■ BRIEF ■
Collect every line of the records below that contains the string "logo", matching case exactly.

■ MATERIAL SUPPLIED ■
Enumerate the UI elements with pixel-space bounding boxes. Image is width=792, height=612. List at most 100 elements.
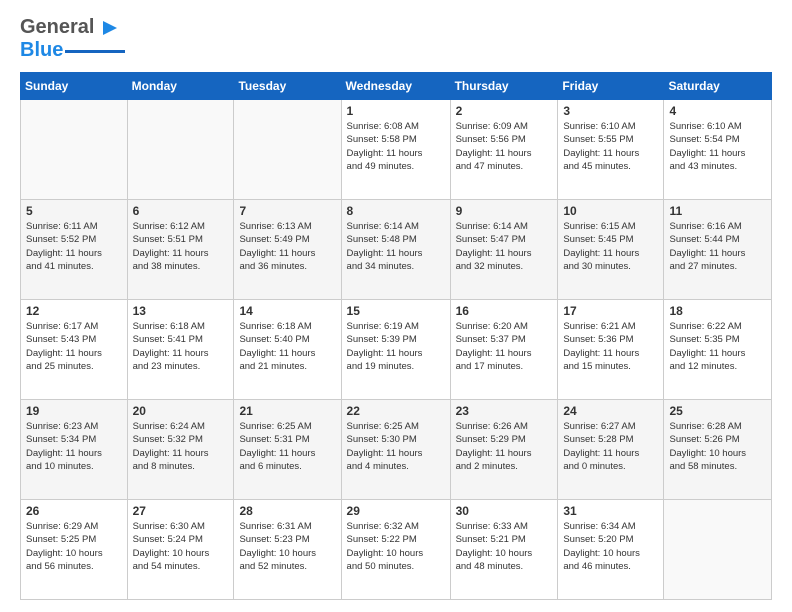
calendar-cell	[664, 500, 772, 600]
weekday-monday: Monday	[127, 73, 234, 100]
calendar-cell: 10 Sunrise: 6:15 AM Sunset: 5:45 PM Dayli…	[558, 200, 664, 300]
day-number: 15	[347, 304, 445, 318]
calendar-cell: 4Sunrise: 6:10 AM Sunset: 5:54 PM Daylig…	[664, 100, 772, 200]
calendar-cell	[21, 100, 128, 200]
calendar-cell: 28Sunrise: 6:31 AM Sunset: 5:23 PM Dayli…	[234, 500, 341, 600]
calendar-cell: 22 Sunrise: 6:25 AM Sunset: 5:30 PM Dayli…	[341, 400, 450, 500]
day-number: 26	[26, 504, 122, 518]
weekday-header-row: SundayMondayTuesdayWednesdayThursdayFrid…	[21, 73, 772, 100]
calendar-cell: 16 Sunrise: 6:20 AM Sunset: 5:37 PM Dayli…	[450, 300, 558, 400]
logo: General Blue	[20, 16, 125, 62]
day-info: Sunrise: 6:21 AM Sunset: 5:36 PM Dayligh…	[563, 320, 658, 373]
calendar-cell: 9 Sunrise: 6:14 AM Sunset: 5:47 PM Daylig…	[450, 200, 558, 300]
day-info: Sunrise: 6:34 AM Sunset: 5:20 PM Dayligh…	[563, 520, 658, 573]
weekday-wednesday: Wednesday	[341, 73, 450, 100]
day-number: 2	[456, 104, 553, 118]
day-info: Sunrise: 6:14 AM Sunset: 5:47 PM Dayligh…	[456, 220, 553, 273]
calendar-cell: 30Sunrise: 6:33 AM Sunset: 5:21 PM Dayli…	[450, 500, 558, 600]
day-info: Sunrise: 6:29 AM Sunset: 5:25 PM Dayligh…	[26, 520, 122, 573]
day-number: 20	[133, 404, 229, 418]
day-number: 31	[563, 504, 658, 518]
day-info: Sunrise: 6:27 AM Sunset: 5:28 PM Dayligh…	[563, 420, 658, 473]
calendar-cell: 23Sunrise: 6:26 AM Sunset: 5:29 PM Dayli…	[450, 400, 558, 500]
day-number: 3	[563, 104, 658, 118]
weekday-sunday: Sunday	[21, 73, 128, 100]
day-info: Sunrise: 6:31 AM Sunset: 5:23 PM Dayligh…	[239, 520, 335, 573]
day-number: 29	[347, 504, 445, 518]
day-info: Sunrise: 6:12 AM Sunset: 5:51 PM Dayligh…	[133, 220, 229, 273]
day-number: 11	[669, 204, 766, 218]
calendar-cell: 14 Sunrise: 6:18 AM Sunset: 5:40 PM Dayli…	[234, 300, 341, 400]
day-info: Sunrise: 6:13 AM Sunset: 5:49 PM Dayligh…	[239, 220, 335, 273]
calendar-cell: 5 Sunrise: 6:11 AM Sunset: 5:52 PM Daylig…	[21, 200, 128, 300]
calendar-cell: 8Sunrise: 6:14 AM Sunset: 5:48 PM Daylig…	[341, 200, 450, 300]
calendar-cell: 6 Sunrise: 6:12 AM Sunset: 5:51 PM Daylig…	[127, 200, 234, 300]
week-row-2: 5 Sunrise: 6:11 AM Sunset: 5:52 PM Daylig…	[21, 200, 772, 300]
calendar-cell: 15 Sunrise: 6:19 AM Sunset: 5:39 PM Dayli…	[341, 300, 450, 400]
calendar-cell: 11 Sunrise: 6:16 AM Sunset: 5:44 PM Dayli…	[664, 200, 772, 300]
day-info: Sunrise: 6:28 AM Sunset: 5:26 PM Dayligh…	[669, 420, 766, 473]
day-number: 16	[456, 304, 553, 318]
calendar-cell: 25 Sunrise: 6:28 AM Sunset: 5:26 PM Dayli…	[664, 400, 772, 500]
week-row-3: 12Sunrise: 6:17 AM Sunset: 5:43 PM Dayli…	[21, 300, 772, 400]
day-info: Sunrise: 6:18 AM Sunset: 5:40 PM Dayligh…	[239, 320, 335, 373]
calendar-cell: 3Sunrise: 6:10 AM Sunset: 5:55 PM Daylig…	[558, 100, 664, 200]
logo-blue-text: Blue	[20, 39, 63, 62]
day-number: 17	[563, 304, 658, 318]
day-number: 4	[669, 104, 766, 118]
calendar-cell: 7Sunrise: 6:13 AM Sunset: 5:49 PM Daylig…	[234, 200, 341, 300]
day-number: 21	[239, 404, 335, 418]
day-info: Sunrise: 6:09 AM Sunset: 5:56 PM Dayligh…	[456, 120, 553, 173]
day-number: 5	[26, 204, 122, 218]
day-info: Sunrise: 6:24 AM Sunset: 5:32 PM Dayligh…	[133, 420, 229, 473]
calendar-cell: 17 Sunrise: 6:21 AM Sunset: 5:36 PM Dayli…	[558, 300, 664, 400]
day-info: Sunrise: 6:22 AM Sunset: 5:35 PM Dayligh…	[669, 320, 766, 373]
day-number: 19	[26, 404, 122, 418]
day-number: 27	[133, 504, 229, 518]
day-number: 25	[669, 404, 766, 418]
day-info: Sunrise: 6:20 AM Sunset: 5:37 PM Dayligh…	[456, 320, 553, 373]
calendar-cell: 31 Sunrise: 6:34 AM Sunset: 5:20 PM Dayli…	[558, 500, 664, 600]
header: General Blue	[20, 16, 772, 62]
day-number: 13	[133, 304, 229, 318]
day-info: Sunrise: 6:14 AM Sunset: 5:48 PM Dayligh…	[347, 220, 445, 273]
week-row-5: 26 Sunrise: 6:29 AM Sunset: 5:25 PM Dayli…	[21, 500, 772, 600]
day-info: Sunrise: 6:18 AM Sunset: 5:41 PM Dayligh…	[133, 320, 229, 373]
calendar-cell: 12Sunrise: 6:17 AM Sunset: 5:43 PM Dayli…	[21, 300, 128, 400]
day-number: 12	[26, 304, 122, 318]
day-info: Sunrise: 6:30 AM Sunset: 5:24 PM Dayligh…	[133, 520, 229, 573]
day-number: 14	[239, 304, 335, 318]
day-info: Sunrise: 6:11 AM Sunset: 5:52 PM Dayligh…	[26, 220, 122, 273]
day-number: 6	[133, 204, 229, 218]
day-info: Sunrise: 6:15 AM Sunset: 5:45 PM Dayligh…	[563, 220, 658, 273]
calendar-cell: 2 Sunrise: 6:09 AM Sunset: 5:56 PM Daylig…	[450, 100, 558, 200]
day-info: Sunrise: 6:33 AM Sunset: 5:21 PM Dayligh…	[456, 520, 553, 573]
day-info: Sunrise: 6:08 AM Sunset: 5:58 PM Dayligh…	[347, 120, 445, 173]
day-number: 22	[347, 404, 445, 418]
day-info: Sunrise: 6:25 AM Sunset: 5:30 PM Dayligh…	[347, 420, 445, 473]
calendar-cell: 29 Sunrise: 6:32 AM Sunset: 5:22 PM Dayli…	[341, 500, 450, 600]
calendar-cell: 13 Sunrise: 6:18 AM Sunset: 5:41 PM Dayli…	[127, 300, 234, 400]
logo-general-text: General	[20, 16, 94, 39]
day-number: 18	[669, 304, 766, 318]
day-number: 23	[456, 404, 553, 418]
day-info: Sunrise: 6:16 AM Sunset: 5:44 PM Dayligh…	[669, 220, 766, 273]
calendar-page: General Blue SundayMondayTuesdayWednesda…	[0, 0, 792, 612]
day-info: Sunrise: 6:32 AM Sunset: 5:22 PM Dayligh…	[347, 520, 445, 573]
calendar-cell: 18 Sunrise: 6:22 AM Sunset: 5:35 PM Dayli…	[664, 300, 772, 400]
calendar-cell: 27 Sunrise: 6:30 AM Sunset: 5:24 PM Dayli…	[127, 500, 234, 600]
day-info: Sunrise: 6:23 AM Sunset: 5:34 PM Dayligh…	[26, 420, 122, 473]
calendar-cell: 21 Sunrise: 6:25 AM Sunset: 5:31 PM Dayli…	[234, 400, 341, 500]
weekday-tuesday: Tuesday	[234, 73, 341, 100]
calendar-cell: 19 Sunrise: 6:23 AM Sunset: 5:34 PM Dayli…	[21, 400, 128, 500]
calendar-cell: 26 Sunrise: 6:29 AM Sunset: 5:25 PM Dayli…	[21, 500, 128, 600]
calendar-cell: 24Sunrise: 6:27 AM Sunset: 5:28 PM Dayli…	[558, 400, 664, 500]
day-number: 10	[563, 204, 658, 218]
day-number: 9	[456, 204, 553, 218]
logo-triangle-icon	[95, 17, 117, 39]
calendar-cell	[127, 100, 234, 200]
weekday-friday: Friday	[558, 73, 664, 100]
day-info: Sunrise: 6:25 AM Sunset: 5:31 PM Dayligh…	[239, 420, 335, 473]
weekday-thursday: Thursday	[450, 73, 558, 100]
day-info: Sunrise: 6:19 AM Sunset: 5:39 PM Dayligh…	[347, 320, 445, 373]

■ RESPONSE ■
logo: General Blue	[20, 16, 125, 62]
logo-blue-text: Blue	[20, 39, 63, 62]
logo-general-text: General	[20, 16, 94, 39]
logo-triangle-icon	[95, 17, 117, 39]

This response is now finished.